++++ EXERCISE INPUTS

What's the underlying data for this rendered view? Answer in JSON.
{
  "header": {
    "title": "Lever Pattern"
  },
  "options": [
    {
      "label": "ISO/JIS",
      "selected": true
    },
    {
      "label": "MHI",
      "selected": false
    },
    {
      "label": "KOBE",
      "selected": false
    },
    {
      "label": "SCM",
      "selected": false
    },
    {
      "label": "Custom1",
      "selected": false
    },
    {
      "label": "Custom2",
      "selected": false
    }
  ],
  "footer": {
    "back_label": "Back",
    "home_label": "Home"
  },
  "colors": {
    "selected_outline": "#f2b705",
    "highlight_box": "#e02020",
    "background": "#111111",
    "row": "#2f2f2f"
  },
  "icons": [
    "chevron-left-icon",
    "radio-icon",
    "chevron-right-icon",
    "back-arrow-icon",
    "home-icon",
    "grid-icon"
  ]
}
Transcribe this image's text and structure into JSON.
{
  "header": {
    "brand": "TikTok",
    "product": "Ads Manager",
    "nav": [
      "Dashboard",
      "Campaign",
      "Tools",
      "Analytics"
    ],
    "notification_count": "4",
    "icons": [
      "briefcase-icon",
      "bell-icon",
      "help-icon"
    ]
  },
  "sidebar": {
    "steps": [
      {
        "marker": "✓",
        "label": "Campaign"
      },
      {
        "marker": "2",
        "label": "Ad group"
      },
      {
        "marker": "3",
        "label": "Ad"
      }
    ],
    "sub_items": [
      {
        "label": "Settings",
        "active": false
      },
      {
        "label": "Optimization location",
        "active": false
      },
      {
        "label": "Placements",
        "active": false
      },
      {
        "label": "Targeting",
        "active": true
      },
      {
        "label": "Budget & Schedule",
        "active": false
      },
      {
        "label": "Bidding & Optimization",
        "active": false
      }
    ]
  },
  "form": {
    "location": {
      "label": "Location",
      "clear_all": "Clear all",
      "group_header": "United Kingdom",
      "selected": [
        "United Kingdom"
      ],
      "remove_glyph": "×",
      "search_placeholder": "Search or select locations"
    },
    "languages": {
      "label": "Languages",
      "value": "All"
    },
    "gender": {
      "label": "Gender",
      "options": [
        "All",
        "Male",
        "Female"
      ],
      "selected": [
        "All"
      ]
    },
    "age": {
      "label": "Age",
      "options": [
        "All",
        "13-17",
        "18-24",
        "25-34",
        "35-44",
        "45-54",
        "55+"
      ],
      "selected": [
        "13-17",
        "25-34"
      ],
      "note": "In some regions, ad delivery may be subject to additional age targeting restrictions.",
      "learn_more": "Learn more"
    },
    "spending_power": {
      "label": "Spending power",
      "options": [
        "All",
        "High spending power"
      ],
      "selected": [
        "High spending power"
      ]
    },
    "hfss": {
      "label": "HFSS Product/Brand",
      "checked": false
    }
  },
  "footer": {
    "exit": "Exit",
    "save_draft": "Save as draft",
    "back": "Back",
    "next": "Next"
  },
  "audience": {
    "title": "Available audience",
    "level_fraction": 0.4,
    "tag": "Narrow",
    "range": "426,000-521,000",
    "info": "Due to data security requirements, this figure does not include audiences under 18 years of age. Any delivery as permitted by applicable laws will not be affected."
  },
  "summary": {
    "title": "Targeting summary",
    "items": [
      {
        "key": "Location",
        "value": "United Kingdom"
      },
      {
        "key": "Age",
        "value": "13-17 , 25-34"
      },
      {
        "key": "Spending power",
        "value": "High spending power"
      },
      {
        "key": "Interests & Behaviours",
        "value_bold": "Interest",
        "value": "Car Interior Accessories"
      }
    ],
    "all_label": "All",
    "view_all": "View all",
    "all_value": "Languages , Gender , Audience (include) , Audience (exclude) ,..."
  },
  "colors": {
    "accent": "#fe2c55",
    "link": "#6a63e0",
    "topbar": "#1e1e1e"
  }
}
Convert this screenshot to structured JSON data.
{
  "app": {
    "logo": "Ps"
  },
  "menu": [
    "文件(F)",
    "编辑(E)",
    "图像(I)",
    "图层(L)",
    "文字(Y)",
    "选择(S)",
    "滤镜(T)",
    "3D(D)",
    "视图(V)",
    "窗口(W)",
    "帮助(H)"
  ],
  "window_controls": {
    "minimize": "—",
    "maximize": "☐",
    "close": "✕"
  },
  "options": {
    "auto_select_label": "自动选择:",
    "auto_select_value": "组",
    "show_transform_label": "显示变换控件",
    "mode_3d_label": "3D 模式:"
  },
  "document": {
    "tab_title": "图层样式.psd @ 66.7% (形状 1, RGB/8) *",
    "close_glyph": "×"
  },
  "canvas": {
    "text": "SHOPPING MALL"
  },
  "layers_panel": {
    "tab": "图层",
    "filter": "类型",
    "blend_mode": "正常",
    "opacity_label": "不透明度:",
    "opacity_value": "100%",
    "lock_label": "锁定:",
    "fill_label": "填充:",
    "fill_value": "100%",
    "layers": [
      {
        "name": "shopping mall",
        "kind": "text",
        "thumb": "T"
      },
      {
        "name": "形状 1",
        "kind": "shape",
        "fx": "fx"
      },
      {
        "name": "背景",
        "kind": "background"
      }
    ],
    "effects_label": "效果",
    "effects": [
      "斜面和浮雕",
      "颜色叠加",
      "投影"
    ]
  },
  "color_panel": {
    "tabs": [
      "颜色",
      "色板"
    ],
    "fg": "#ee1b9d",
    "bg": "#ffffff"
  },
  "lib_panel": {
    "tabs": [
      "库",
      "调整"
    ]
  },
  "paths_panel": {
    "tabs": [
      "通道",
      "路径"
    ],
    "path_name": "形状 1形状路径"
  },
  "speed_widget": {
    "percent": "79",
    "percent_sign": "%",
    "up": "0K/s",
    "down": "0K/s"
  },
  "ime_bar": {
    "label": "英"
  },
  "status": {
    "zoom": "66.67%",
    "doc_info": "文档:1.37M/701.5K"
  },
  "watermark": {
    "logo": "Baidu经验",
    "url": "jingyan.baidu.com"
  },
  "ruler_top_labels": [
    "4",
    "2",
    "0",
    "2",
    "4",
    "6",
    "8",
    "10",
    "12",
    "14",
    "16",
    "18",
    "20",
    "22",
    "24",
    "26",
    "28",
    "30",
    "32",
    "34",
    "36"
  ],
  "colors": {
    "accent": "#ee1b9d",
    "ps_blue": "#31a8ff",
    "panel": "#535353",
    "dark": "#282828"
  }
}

++++++++

TASK TO CARRY OUT:
Repeat the whole listing exactly, keeping every line intact.

FINISHED TASK:
What's the underlying data for this rendered view? Answer in JSON.
{
  "header": {
    "title": "Lever Pattern"
  },
  "options": [
    {
      "label": "ISO/JIS",
      "selected": true
    },
    {
      "label": "MHI",
      "selected": false
    },
    {
      "label": "KOBE",
      "selected": false
    },
    {
      "label": "SCM",
      "selected": false
    },
    {
      "label": "Custom1",
      "selected": false
    },
    {
      "label": "Custom2",
      "selected": false
    }
  ],
  "footer": {
    "back_label": "Back",
    "home_label": "Home"
  },
  "colors": {
    "selected_outline": "#f2b705",
    "highlight_box": "#e02020",
    "background": "#111111",
    "row": "#2f2f2f"
  },
  "icons": [
    "chevron-left-icon",
    "radio-icon",
    "chevron-right-icon",
    "back-arrow-icon",
    "home-icon",
    "grid-icon"
  ]
}
Transcribe this image's text and structure into JSON.
{
  "header": {
    "brand": "TikTok",
    "product": "Ads Manager",
    "nav": [
      "Dashboard",
      "Campaign",
      "Tools",
      "Analytics"
    ],
    "notification_count": "4",
    "icons": [
      "briefcase-icon",
      "bell-icon",
      "help-icon"
    ]
  },
  "sidebar": {
    "steps": [
      {
        "marker": "✓",
        "label": "Campaign"
      },
      {
        "marker": "2",
        "label": "Ad group"
      },
      {
        "marker": "3",
        "label": "Ad"
      }
    ],
    "sub_items": [
      {
        "label": "Settings",
        "active": false
      },
      {
        "label": "Optimization location",
        "active": false
      },
      {
        "label": "Placements",
        "active": false
      },
      {
        "label": "Targeting",
        "active": true
      },
      {
        "label": "Budget & Schedule",
        "active": false
      },
      {
        "label": "Bidding & Optimization",
        "active": false
      }
    ]
  },
  "form": {
    "location": {
      "label": "Location",
      "clear_all": "Clear all",
      "group_header": "United Kingdom",
      "selected": [
        "United Kingdom"
      ],
      "remove_glyph": "×",
      "search_placeholder": "Search or select locations"
    },
    "languages": {
      "label": "Languages",
      "value": "All"
    },
    "gender": {
      "label": "Gender",
      "options": [
        "All",
        "Male",
        "Female"
      ],
      "selected": [
        "All"
      ]
    },
    "age": {
      "label": "Age",
      "options": [
        "All",
        "13-17",
        "18-24",
        "25-34",
        "35-44",
        "45-54",
        "55+"
      ],
      "selected": [
        "13-17",
        "25-34"
      ],
      "note": "In some regions, ad delivery may be subject to additional age targeting restrictions.",
      "learn_more": "Learn more"
    },
    "spending_power": {
      "label": "Spending power",
      "options": [
        "All",
        "High spending power"
      ],
      "selected": [
        "High spending power"
      ]
    },
    "hfss": {
      "label": "HFSS Product/Brand",
      "checked": false
    }
  },
  "footer": {
    "exit": "Exit",
    "save_draft": "Save as draft",
    "back": "Back",
    "next": "Next"
  },
  "audience": {
    "title": "Available audience",
    "level_fraction": 0.4,
    "tag": "Narrow",
    "range": "426,000-521,000",
    "info": "Due to data security requirements, this figure does not include audiences under 18 years of age. Any delivery as permitted by applicable laws will not be affected."
  },
  "summary": {
    "title": "Targeting summary",
    "items": [
      {
        "key": "Location",
        "value": "United Kingdom"
      },
      {
        "key": "Age",
        "value": "13-17 , 25-34"
      },
      {
        "key": "Spending power",
        "value": "High spending power"
      },
      {
        "key": "Interests & Behaviours",
        "value_bold": "Interest",
        "value": "Car Interior Accessories"
      }
    ],
    "all_label": "All",
    "view_all": "View all",
    "all_value": "Languages , Gender , Audience (include) , Audience (exclude) ,..."
  },
  "colors": {
    "accent": "#fe2c55",
    "link": "#6a63e0",
    "topbar": "#1e1e1e"
  }
}
Convert this screenshot to structured JSON data.
{
  "app": {
    "logo": "Ps"
  },
  "menu": [
    "文件(F)",
    "编辑(E)",
    "图像(I)",
    "图层(L)",
    "文字(Y)",
    "选择(S)",
    "滤镜(T)",
    "3D(D)",
    "视图(V)",
    "窗口(W)",
    "帮助(H)"
  ],
  "window_controls": {
    "minimize": "—",
    "maximize": "☐",
    "close": "✕"
  },
  "options": {
    "auto_select_label": "自动选择:",
    "auto_select_value": "组",
    "show_transform_label": "显示变换控件",
    "mode_3d_label": "3D 模式:"
  },
  "document": {
    "tab_title": "图层样式.psd @ 66.7% (形状 1, RGB/8) *",
    "close_glyph": "×"
  },
  "canvas": {
    "text": "SHOPPING MALL"
  },
  "layers_panel": {
    "tab": "图层",
    "filter": "类型",
    "blend_mode": "正常",
    "opacity_label": "不透明度:",
    "opacity_value": "100%",
    "lock_label": "锁定:",
    "fill_label": "填充:",
    "fill_value": "100%",
    "layers": [
      {
        "name": "shopping mall",
        "kind": "text",
        "thumb": "T"
      },
      {
        "name": "形状 1",
        "kind": "shape",
        "fx": "fx"
      },
      {
        "name": "背景",
        "kind": "background"
      }
    ],
    "effects_label": "效果",
    "effects": [
      "斜面和浮雕",
      "颜色叠加",
      "投影"
    ]
  },
  "color_panel": {
    "tabs": [
      "颜色",
      "色板"
    ],
    "fg": "#ee1b9d",
    "bg": "#ffffff"
  },
  "lib_panel": {
    "tabs": [
      "库",
      "调整"
    ]
  },
  "paths_panel": {
    "tabs": [
      "通道",
      "路径"
    ],
    "path_name": "形状 1形状路径"
  },
  "speed_widget": {
    "percent": "79",
    "percent_sign": "%",
    "up": "0K/s",
    "down": "0K/s"
  },
  "ime_bar": {
    "label": "英"
  },
  "status": {
    "zoom": "66.67%",
    "doc_info": "文档:1.37M/701.5K"
  },
  "watermark": {
    "logo": "Baidu经验",
    "url": "jingyan.baidu.com"
  },
  "ruler_top_labels": [
    "4",
    "2",
    "0",
    "2",
    "4",
    "6",
    "8",
    "10",
    "12",
    "14",
    "16",
    "18",
    "20",
    "22",
    "24",
    "26",
    "28",
    "30",
    "32",
    "34",
    "36"
  ],
  "colors": {
    "accent": "#ee1b9d",
    "ps_blue": "#31a8ff",
    "panel": "#535353",
    "dark": "#282828"
  }
}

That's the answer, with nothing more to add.